— Start DOCUMENT —

Analytical thinking skills are indispensable for misinformation prevention. Analysing content one encounters from the internet requires logical and reasoning skills to filter out sense from nonsense. Surprisingly, analytical/critical thinking skills are not as common as we would expect.
In a 2015 paper, Simon Cullen of Princeton University and his co-authors concluded that “the ability to analyse arguments is critical for high-level reasoning, yet previous research suggests that standard university education provides only modest improvements in students’ analytical-reasoning abilities.” David Epstein’s “Range: Why Generalists Triumph in a Specialised World” reveals some fascinating information. Epstein describes a study of students from departments as different as the English department is from the Neuroscience department of a top American university. Students were given 20 questions that tested conceptual/analytical thinking ability applicable in the real world. Results showed students with high great point average (GPA) in academics did not necessarily perform well: there was no correlation between GPA and broad conceptual/analytical thinking.

— End DOCUMENT —

SET PROBLEM 1. How would you render this sentence from the passage on analytical thinking in Spanish: "Surprisingly, analytical/critical thinking skills are not as common as we would expect."?
SET PROBLEM 2. From the passage on analytical thinking, return word for word the span from "In a 2015 paper, Simon" up to and including "broad conceptual/analytical thinking.".

— Start SOURCE MATERIAL —

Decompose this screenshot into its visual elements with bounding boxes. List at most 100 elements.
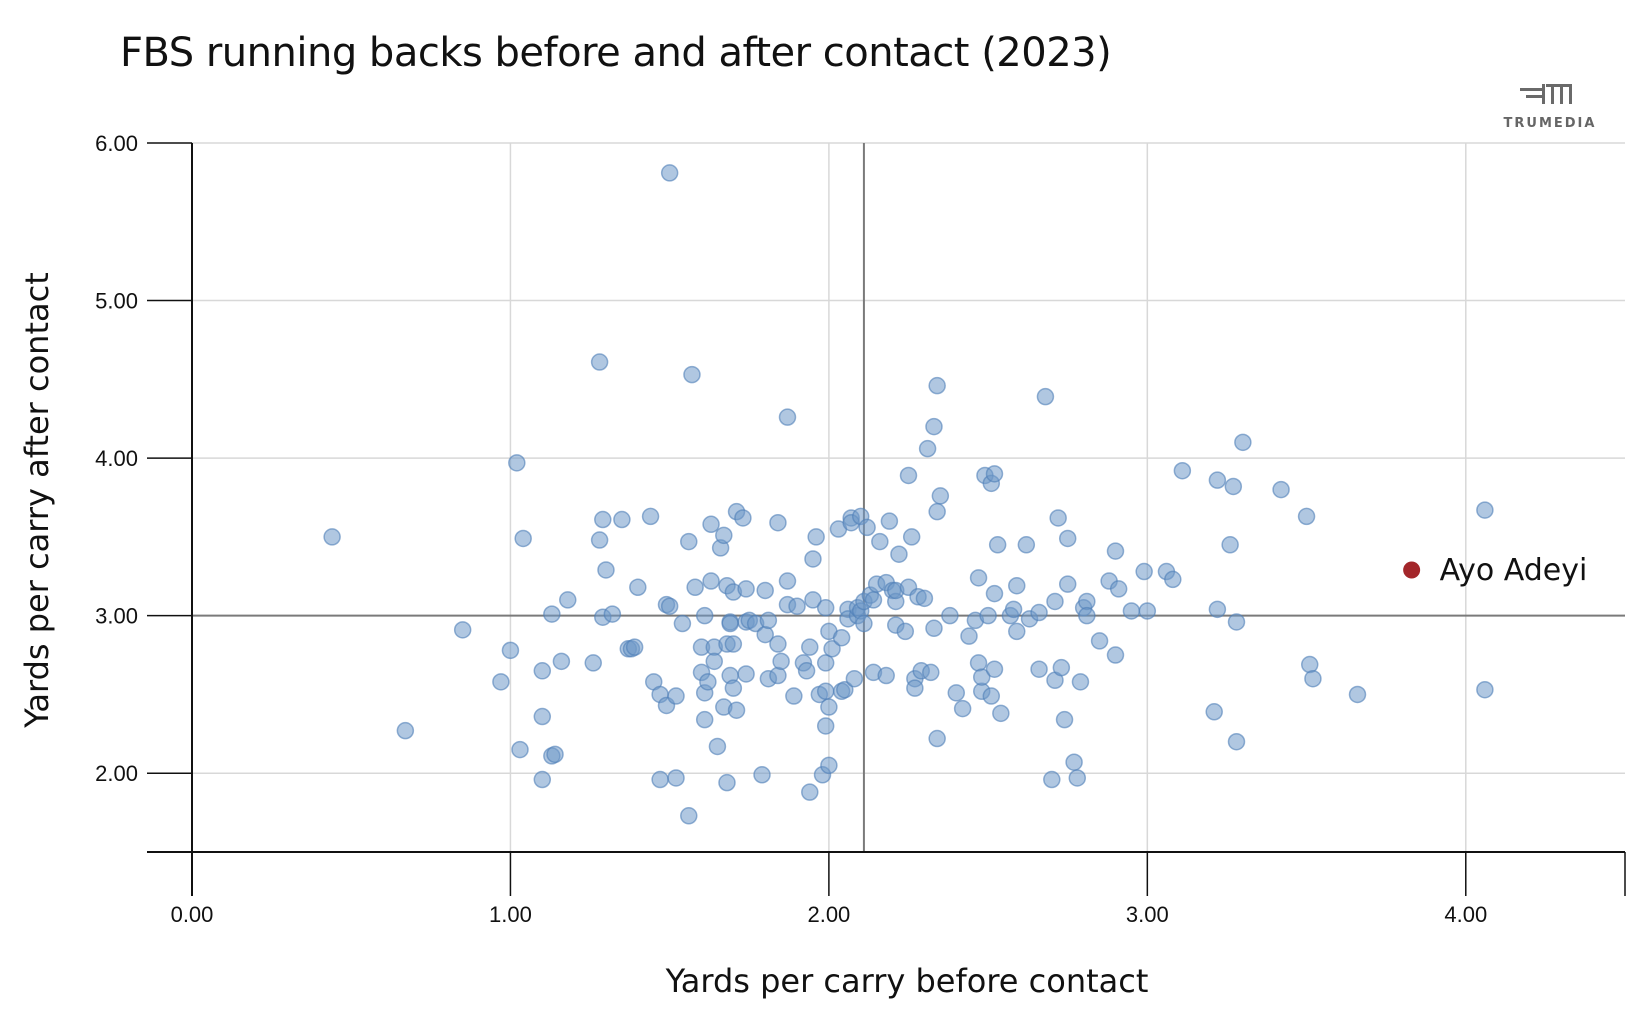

— End SOURCE MATERIAL —

EXERCISE SOLUTION 1. Sorprendentemente, las habilidades de pensamiento analítico/crítico no son tan comunes como cabría esperar.

EXERCISE SOLUTION 2.
In a 2015 paper, Simon Cullen of Princeton University and his co-authors concluded that “the ability to analyse arguments is critical for high-level reasoning, yet previous research suggests that standard university education provides only modest improvements in students’ analytical-reasoning abilities.” David Epstein’s “Range: Why Generalists Triumph in a Specialised World” reveals some fascinating information. Epstein describes a study of students from departments as different as the English department is from the Neuroscience department of a top American university. Students were given 20 questions that tested conceptual/analytical thinking ability applicable in the real world. Results showed students with high great point average (GPA) in academics did not necessarily perform well: there was no correlation between GPA and broad conceptual/analytical thinking.